━━━━━ Page extract ━━━━━
I agree. It is very easy to fall in the trap: "I let AI write all the tests" and then find yourself in a situation where you have an unmaintainable mess with the only way to fix broken test within a reasonable time is to blindly accept AI to do that. Which exposes you to the similar level of risk as running any unchecked AI code - you just can't trust that it works correctly

colechristensen|3 months ago

With recent experience I'm thinking the correct solution is a separate agent with prompting to exclusively be a test critic given a growing list of bad testing patterns to avoid, agent 2 gives feedback to agent 1. Separating agents into having unique jobs.

An agent does a good job fixing it's own bad ideas when it can run tests, but the biggest blocker I've been having is the agent writing bad tests and getting stuck or claiming success by lobotomizing a test. I got pretty far with myself being the test critic and that being mostly the only input the agent got after the initial prompt. I'm just betting it could be done with a second agent.

andai|3 months ago

I had a funny experience with Claude (Web) the other day.

Uploaded a Prolog interpreter in Python and asked for a JS version. It surprised my by not just giving me a code block, but actually running a bunch of commands in its little VM, setting up a npm project, it even wrote a test suite and ran it to make sure all the tests pass!
━━━━━ Supplied records ━━━━━
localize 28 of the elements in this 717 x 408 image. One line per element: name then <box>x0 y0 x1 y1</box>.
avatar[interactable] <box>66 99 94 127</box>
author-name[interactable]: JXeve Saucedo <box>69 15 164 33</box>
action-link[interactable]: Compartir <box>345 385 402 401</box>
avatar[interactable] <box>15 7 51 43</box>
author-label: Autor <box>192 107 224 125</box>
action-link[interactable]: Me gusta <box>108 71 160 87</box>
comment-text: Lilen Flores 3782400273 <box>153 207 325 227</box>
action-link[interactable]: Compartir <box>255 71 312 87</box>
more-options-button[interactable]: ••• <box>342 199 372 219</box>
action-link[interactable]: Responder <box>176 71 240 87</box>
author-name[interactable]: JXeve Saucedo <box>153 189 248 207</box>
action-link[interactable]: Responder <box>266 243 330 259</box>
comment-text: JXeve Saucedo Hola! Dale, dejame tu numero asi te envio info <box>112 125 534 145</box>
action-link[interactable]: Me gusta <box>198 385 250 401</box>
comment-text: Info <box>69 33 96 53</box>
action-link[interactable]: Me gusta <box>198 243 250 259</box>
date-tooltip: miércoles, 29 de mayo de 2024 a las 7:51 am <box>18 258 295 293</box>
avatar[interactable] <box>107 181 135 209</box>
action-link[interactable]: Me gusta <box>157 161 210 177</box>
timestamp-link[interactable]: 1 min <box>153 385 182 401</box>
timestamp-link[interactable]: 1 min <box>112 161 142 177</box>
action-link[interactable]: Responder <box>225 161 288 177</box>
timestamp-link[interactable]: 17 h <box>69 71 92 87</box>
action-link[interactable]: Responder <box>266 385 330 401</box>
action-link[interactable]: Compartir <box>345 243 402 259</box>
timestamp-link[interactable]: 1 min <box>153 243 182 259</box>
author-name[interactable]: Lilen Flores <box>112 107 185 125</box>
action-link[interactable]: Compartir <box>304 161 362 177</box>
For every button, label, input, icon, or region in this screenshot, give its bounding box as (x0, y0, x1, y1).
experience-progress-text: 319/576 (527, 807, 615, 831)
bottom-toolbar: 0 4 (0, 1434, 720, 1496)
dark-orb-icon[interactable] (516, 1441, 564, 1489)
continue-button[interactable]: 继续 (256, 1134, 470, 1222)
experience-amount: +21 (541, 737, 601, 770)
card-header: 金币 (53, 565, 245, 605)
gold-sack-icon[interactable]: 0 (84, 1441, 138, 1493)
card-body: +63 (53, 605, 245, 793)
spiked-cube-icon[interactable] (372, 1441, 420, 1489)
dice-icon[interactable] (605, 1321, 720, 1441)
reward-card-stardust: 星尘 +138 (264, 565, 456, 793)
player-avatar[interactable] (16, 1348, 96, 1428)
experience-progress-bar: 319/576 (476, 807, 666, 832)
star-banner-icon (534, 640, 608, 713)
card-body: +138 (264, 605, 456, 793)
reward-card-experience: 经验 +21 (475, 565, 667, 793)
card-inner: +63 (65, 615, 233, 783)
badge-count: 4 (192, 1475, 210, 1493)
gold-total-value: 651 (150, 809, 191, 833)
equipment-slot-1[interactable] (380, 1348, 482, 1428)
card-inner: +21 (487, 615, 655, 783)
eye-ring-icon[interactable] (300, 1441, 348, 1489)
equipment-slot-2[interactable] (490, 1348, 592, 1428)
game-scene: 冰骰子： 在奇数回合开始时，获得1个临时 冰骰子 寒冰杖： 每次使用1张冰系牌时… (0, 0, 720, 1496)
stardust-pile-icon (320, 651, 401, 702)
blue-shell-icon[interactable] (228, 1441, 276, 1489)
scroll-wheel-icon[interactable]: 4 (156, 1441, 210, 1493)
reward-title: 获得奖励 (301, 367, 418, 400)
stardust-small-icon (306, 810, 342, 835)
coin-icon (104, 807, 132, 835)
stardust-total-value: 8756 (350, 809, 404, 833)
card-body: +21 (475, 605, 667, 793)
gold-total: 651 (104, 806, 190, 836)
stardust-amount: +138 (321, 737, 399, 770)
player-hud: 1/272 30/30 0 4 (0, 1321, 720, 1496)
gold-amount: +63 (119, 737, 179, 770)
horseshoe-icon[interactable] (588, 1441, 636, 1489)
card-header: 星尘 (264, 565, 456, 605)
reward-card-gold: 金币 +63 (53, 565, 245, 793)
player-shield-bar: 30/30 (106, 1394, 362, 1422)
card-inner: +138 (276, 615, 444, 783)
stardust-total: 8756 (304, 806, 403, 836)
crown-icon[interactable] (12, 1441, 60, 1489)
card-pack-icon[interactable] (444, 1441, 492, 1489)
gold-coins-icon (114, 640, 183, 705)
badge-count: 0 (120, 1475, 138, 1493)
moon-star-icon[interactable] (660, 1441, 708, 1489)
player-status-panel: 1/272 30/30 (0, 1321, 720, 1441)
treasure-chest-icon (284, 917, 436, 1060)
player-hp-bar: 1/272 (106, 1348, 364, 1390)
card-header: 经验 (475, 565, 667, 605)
━━━━━
▶ _Problem_
Answer the following questions using the thread on AI-written tests.
(a) In the first comment, what is described as the only way to fix broken tests within a reasonable time once the tests become an unmaintainable mess?
(b) In colechristensen's comment, what should the separate agent be prompted to exclusively be?
(c) In andai's comment, what language was the uploaded Prolog interpreter written in, and what version was requested?

▶ _Answer space_
(a) Blindly accepting AI to do the fixing.
(b) A test critic.
(c) It was written in Python, and a JS version was requested.